_Dataset_.
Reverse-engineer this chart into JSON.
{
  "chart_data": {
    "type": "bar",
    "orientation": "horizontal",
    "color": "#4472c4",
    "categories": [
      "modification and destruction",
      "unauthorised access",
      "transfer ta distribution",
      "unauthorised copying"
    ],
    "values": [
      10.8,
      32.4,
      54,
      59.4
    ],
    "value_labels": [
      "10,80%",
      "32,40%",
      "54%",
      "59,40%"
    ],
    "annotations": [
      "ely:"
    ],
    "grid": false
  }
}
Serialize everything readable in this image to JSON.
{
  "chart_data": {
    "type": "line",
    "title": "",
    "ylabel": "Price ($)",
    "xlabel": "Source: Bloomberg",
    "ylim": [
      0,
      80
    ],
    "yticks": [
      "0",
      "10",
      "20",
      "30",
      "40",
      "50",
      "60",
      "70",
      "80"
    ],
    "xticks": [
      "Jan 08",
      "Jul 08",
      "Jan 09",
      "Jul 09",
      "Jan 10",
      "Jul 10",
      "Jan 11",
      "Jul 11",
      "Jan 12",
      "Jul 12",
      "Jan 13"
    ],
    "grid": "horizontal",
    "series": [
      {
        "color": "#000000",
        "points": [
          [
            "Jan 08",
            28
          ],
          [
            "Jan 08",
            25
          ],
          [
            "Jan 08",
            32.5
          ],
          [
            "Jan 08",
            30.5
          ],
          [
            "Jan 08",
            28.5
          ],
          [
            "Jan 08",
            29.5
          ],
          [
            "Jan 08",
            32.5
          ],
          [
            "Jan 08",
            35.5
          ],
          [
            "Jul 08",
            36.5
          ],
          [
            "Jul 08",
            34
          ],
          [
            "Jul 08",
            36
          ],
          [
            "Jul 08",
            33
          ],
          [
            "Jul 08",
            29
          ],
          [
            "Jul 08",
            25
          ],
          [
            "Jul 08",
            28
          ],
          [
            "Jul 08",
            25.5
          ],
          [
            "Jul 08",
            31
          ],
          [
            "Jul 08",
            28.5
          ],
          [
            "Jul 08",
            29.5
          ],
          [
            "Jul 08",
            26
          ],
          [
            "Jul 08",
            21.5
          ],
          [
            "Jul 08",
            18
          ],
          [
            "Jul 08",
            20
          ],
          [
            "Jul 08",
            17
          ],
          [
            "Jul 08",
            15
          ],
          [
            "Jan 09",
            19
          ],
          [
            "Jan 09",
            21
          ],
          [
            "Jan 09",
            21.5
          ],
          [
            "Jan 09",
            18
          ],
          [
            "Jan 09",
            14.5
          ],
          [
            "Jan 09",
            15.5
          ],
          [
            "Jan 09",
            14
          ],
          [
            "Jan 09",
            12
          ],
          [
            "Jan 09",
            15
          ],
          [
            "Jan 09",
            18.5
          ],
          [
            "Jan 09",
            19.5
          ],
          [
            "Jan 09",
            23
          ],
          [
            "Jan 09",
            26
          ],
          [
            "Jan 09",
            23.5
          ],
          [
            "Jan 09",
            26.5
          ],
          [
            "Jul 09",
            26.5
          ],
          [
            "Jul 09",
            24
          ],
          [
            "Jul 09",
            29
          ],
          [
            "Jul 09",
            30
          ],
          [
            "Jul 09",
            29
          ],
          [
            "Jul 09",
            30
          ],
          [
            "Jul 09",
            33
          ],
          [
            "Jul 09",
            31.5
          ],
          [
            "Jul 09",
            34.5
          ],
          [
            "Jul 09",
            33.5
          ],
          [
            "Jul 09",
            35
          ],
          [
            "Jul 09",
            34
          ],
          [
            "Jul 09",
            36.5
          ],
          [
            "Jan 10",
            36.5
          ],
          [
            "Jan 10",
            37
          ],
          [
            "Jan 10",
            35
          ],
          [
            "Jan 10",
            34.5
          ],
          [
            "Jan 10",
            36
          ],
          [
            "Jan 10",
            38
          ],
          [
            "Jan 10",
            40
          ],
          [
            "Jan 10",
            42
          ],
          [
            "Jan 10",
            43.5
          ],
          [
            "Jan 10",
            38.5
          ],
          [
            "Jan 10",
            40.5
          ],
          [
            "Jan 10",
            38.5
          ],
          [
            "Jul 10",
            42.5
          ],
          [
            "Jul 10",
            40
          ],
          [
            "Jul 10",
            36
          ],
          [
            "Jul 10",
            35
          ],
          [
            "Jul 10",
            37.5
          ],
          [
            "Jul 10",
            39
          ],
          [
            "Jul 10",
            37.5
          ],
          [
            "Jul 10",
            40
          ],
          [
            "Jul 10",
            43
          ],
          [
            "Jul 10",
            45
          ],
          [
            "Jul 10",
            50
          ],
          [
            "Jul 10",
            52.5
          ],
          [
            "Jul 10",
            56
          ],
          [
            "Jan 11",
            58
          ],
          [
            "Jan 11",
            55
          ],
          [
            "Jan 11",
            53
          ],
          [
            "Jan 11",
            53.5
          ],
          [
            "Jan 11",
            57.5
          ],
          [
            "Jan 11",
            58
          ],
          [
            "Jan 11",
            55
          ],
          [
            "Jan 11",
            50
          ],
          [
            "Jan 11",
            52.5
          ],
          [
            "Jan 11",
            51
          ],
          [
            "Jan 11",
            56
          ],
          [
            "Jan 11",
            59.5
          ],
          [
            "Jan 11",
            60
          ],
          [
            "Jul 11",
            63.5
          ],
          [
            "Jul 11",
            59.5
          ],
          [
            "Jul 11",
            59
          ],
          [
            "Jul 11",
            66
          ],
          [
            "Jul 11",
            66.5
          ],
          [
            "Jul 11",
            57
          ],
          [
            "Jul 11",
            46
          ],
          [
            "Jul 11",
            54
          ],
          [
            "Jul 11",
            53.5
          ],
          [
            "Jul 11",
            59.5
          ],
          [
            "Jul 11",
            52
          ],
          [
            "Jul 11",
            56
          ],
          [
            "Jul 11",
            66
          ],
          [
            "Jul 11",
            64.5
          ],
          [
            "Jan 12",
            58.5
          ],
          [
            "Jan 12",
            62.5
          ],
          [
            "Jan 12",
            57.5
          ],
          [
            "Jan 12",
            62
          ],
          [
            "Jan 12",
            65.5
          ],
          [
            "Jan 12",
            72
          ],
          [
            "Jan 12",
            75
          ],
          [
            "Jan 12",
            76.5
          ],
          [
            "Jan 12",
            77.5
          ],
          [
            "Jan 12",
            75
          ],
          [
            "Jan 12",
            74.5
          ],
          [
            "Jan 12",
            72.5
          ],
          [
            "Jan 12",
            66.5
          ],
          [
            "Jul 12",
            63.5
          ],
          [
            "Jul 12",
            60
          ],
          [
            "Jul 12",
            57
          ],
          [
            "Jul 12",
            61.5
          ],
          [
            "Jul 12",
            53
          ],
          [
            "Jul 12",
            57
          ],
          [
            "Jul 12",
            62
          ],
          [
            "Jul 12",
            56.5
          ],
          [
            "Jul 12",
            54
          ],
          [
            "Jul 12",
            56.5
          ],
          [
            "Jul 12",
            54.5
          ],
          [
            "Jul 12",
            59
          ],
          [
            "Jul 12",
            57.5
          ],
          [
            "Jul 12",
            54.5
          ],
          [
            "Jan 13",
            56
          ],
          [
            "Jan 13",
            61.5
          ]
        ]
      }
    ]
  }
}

_Your instructions_. Identify each line of the material where the word "JSON" shows up, and copy it.

_Output of the task_.
Reverse-engineer this chart into JSON.
Serialize everything readable in this image to JSON.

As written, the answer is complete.